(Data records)
⟨

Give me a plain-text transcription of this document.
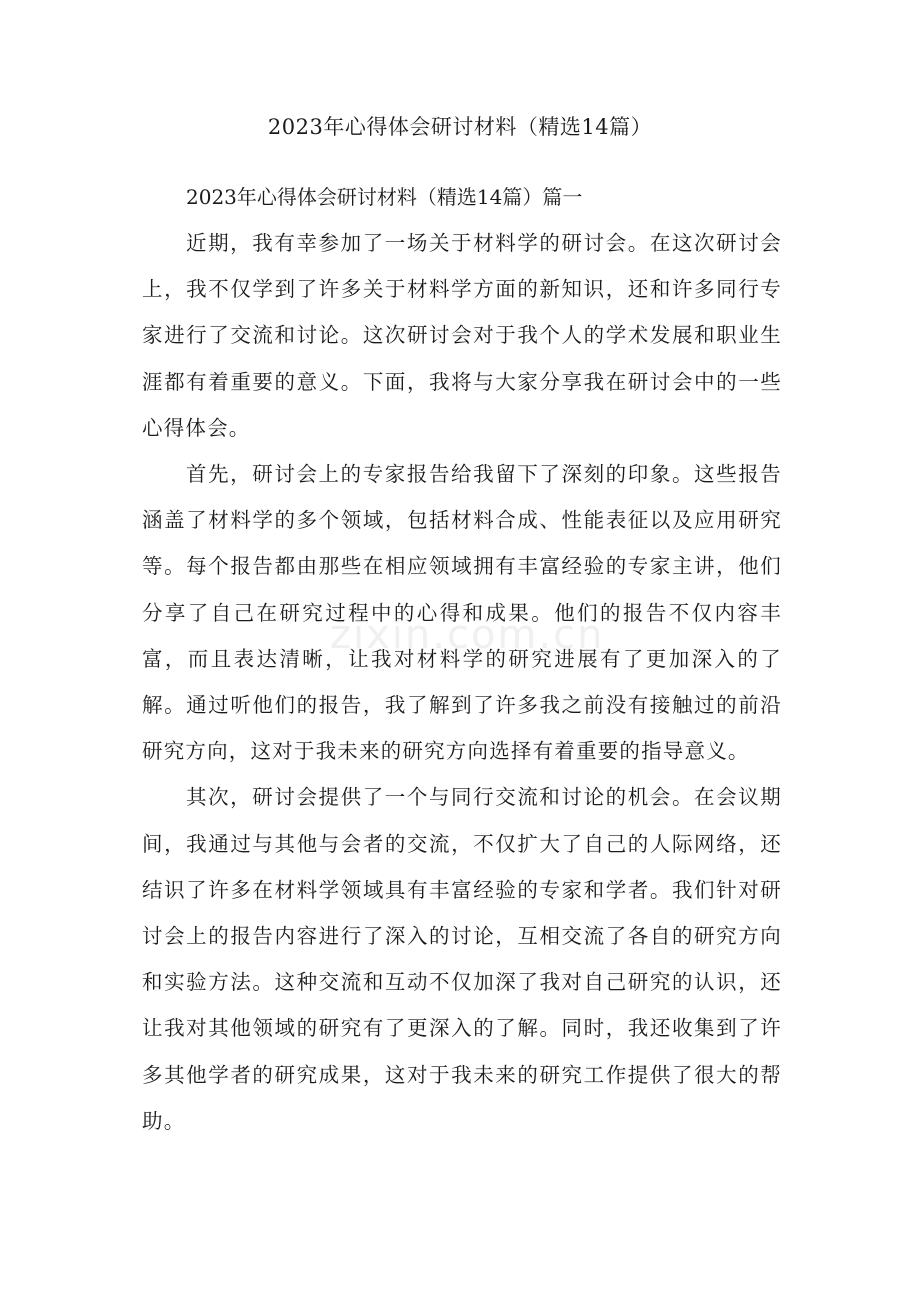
2023年心得体会研讨材料（精选14篇）
2023年心得体会研讨材料（精选14篇）篇一

近期，我有幸参加了一场关于材料学的研讨会。在这次研讨会上，我不仅学到了许多关于材料学方面的新知识，还和许多同行专家进行了交流和讨论。这次研讨会对于我个人的学术发展和职业生涯都有着重要的意义。下面，我将与大家分享我在研讨会中的一些心得体会。

首先，研讨会上的专家报告给我留下了深刻的印象。这些报告涵盖了材料学的多个领域，包括材料合成、性能表征以及应用研究等。每个报告都由那些在相应领域拥有丰富经验的专家主讲，他们分享了自己在研究过程中的心得和成果。他们的报告不仅内容丰富，而且表达清晰，让我对材料学的研究进展有了更加深入的了解。通过听他们的报告，我了解到了许多我之前没有接触过的前沿研究方向，这对于我未来的研究方向选择有着重要的指导意义。

其次，研讨会提供了一个与同行交流和讨论的机会。在会议期间，我通过与其他与会者的交流，不仅扩大了自己的人际网络，还结识了许多在材料学领域具有丰富经验的专家和学者。我们针对研讨会上的报告内容进行了深入的讨论，互相交流了各自的研究方向和实验方法。这种交流和互动不仅加深了我对自己研究的认识，还让我对其他领域的研究有了更深入的了解。同时，我还收集到了许多其他学者的研究成果，这对于我未来的研究工作提供了很大的帮助。

zixin.com.cn
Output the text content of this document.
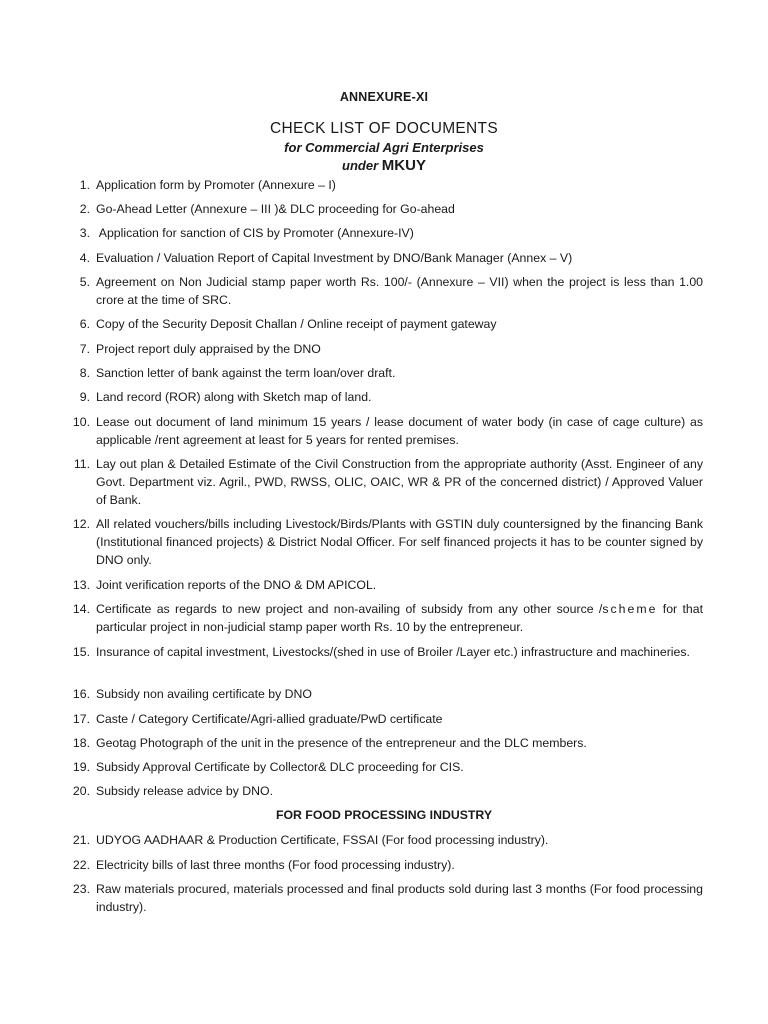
ANNEXURE-XI
CHECK LIST OF DOCUMENTS
for Commercial Agri Enterprises
under MKUY
1. Application form by Promoter (Annexure – I)
2. Go-Ahead Letter (Annexure – III )& DLC proceeding for Go-ahead
3. Application for sanction of CIS by Promoter (Annexure-IV)
4. Evaluation / Valuation Report of Capital Investment by DNO/Bank Manager (Annex – V)
5. Agreement on Non Judicial stamp paper worth Rs. 100/- (Annexure – VII) when the project is less than 1.00 crore at the time of SRC.
6. Copy of the Security Deposit Challan / Online receipt of payment gateway
7. Project report duly appraised by the DNO
8. Sanction letter of bank against the term loan/over draft.
9. Land record (ROR) along with Sketch map of land.
10. Lease out document of land minimum 15 years / lease document of water body (in case of cage culture) as applicable /rent agreement at least for 5 years for rented premises.
11. Lay out plan & Detailed Estimate of the Civil Construction from the appropriate authority (Asst. Engineer of any Govt. Department viz. Agril., PWD, RWSS, OLIC, OAIC, WR & PR of the concerned district) / Approved Valuer of Bank.
12. All related vouchers/bills including Livestock/Birds/Plants with GSTIN duly countersigned by the financing Bank (Institutional financed projects) & District Nodal Officer. For self financed projects it has to be counter signed by DNO only.
13. Joint verification reports of the DNO & DM APICOL.
14. Certificate as regards to new project and non-availing of subsidy from any other source /scheme for that particular project in non-judicial stamp paper worth Rs. 10 by the entrepreneur.
15. Insurance of capital investment, Livestocks/(shed in use of Broiler /Layer etc.) infrastructure and machineries.
16. Subsidy non availing certificate by DNO
17. Caste / Category Certificate/Agri-allied graduate/PwD certificate
18. Geotag Photograph of the unit in the presence of the entrepreneur and the DLC members.
19. Subsidy Approval Certificate by Collector& DLC proceeding for CIS.
20. Subsidy release advice by DNO.
FOR FOOD PROCESSING INDUSTRY
21. UDYOG AADHAAR & Production Certificate, FSSAI (For food processing industry).
22. Electricity bills of last three months (For food processing industry).
23. Raw materials procured, materials processed and final products sold during last 3 months (For food processing industry).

⟩

**Task instructions**. Leave out the pictures and return every record word for word.

**Response for this exercise**.
Give me a plain-text transcription of this document.
2023年心得体会研讨材料（精选14篇）
2023年心得体会研讨材料（精选14篇）篇一

近期，我有幸参加了一场关于材料学的研讨会。在这次研讨会上，我不仅学到了许多关于材料学方面的新知识，还和许多同行专家进行了交流和讨论。这次研讨会对于我个人的学术发展和职业生涯都有着重要的意义。下面，我将与大家分享我在研讨会中的一些心得体会。

首先，研讨会上的专家报告给我留下了深刻的印象。这些报告涵盖了材料学的多个领域，包括材料合成、性能表征以及应用研究等。每个报告都由那些在相应领域拥有丰富经验的专家主讲，他们分享了自己在研究过程中的心得和成果。他们的报告不仅内容丰富，而且表达清晰，让我对材料学的研究进展有了更加深入的了解。通过听他们的报告，我了解到了许多我之前没有接触过的前沿研究方向，这对于我未来的研究方向选择有着重要的指导意义。

其次，研讨会提供了一个与同行交流和讨论的机会。在会议期间，我通过与其他与会者的交流，不仅扩大了自己的人际网络，还结识了许多在材料学领域具有丰富经验的专家和学者。我们针对研讨会上的报告内容进行了深入的讨论，互相交流了各自的研究方向和实验方法。这种交流和互动不仅加深了我对自己研究的认识，还让我对其他领域的研究有了更深入的了解。同时，我还收集到了许多其他学者的研究成果，这对于我未来的研究工作提供了很大的帮助。

zixin.com.cn
Output the text content of this document.
ANNEXURE-XI
CHECK LIST OF DOCUMENTS
for Commercial Agri Enterprises
under MKUY
1. Application form by Promoter (Annexure – I)
2. Go-Ahead Letter (Annexure – III )& DLC proceeding for Go-ahead
3. Application for sanction of CIS by Promoter (Annexure-IV)
4. Evaluation / Valuation Report of Capital Investment by DNO/Bank Manager (Annex – V)
5. Agreement on Non Judicial stamp paper worth Rs. 100/- (Annexure – VII) when the project is less than 1.00 crore at the time of SRC.
6. Copy of the Security Deposit Challan / Online receipt of payment gateway
7. Project report duly appraised by the DNO
8. Sanction letter of bank against the term loan/over draft.
9. Land record (ROR) along with Sketch map of land.
10. Lease out document of land minimum 15 years / lease document of water body (in case of cage culture) as applicable /rent agreement at least for 5 years for rented premises.
11. Lay out plan & Detailed Estimate of the Civil Construction from the appropriate authority (Asst. Engineer of any Govt. Department viz. Agril., PWD, RWSS, OLIC, OAIC, WR & PR of the concerned district) / Approved Valuer of Bank.
12. All related vouchers/bills including Livestock/Birds/Plants with GSTIN duly countersigned by the financing Bank (Institutional financed projects) & District Nodal Officer. For self financed projects it has to be counter signed by DNO only.
13. Joint verification reports of the DNO & DM APICOL.
14. Certificate as regards to new project and non-availing of subsidy from any other source /scheme for that particular project in non-judicial stamp paper worth Rs. 10 by the entrepreneur.
15. Insurance of capital investment, Livestocks/(shed in use of Broiler /Layer etc.) infrastructure and machineries.
16. Subsidy non availing certificate by DNO
17. Caste / Category Certificate/Agri-allied graduate/PwD certificate
18. Geotag Photograph of the unit in the presence of the entrepreneur and the DLC members.
19. Subsidy Approval Certificate by Collector& DLC proceeding for CIS.
20. Subsidy release advice by DNO.
FOR FOOD PROCESSING INDUSTRY
21. UDYOG AADHAAR & Production Certificate, FSSAI (For food processing industry).
22. Electricity bills of last three months (For food processing industry).
23. Raw materials procured, materials processed and final products sold during last 3 months (For food processing industry).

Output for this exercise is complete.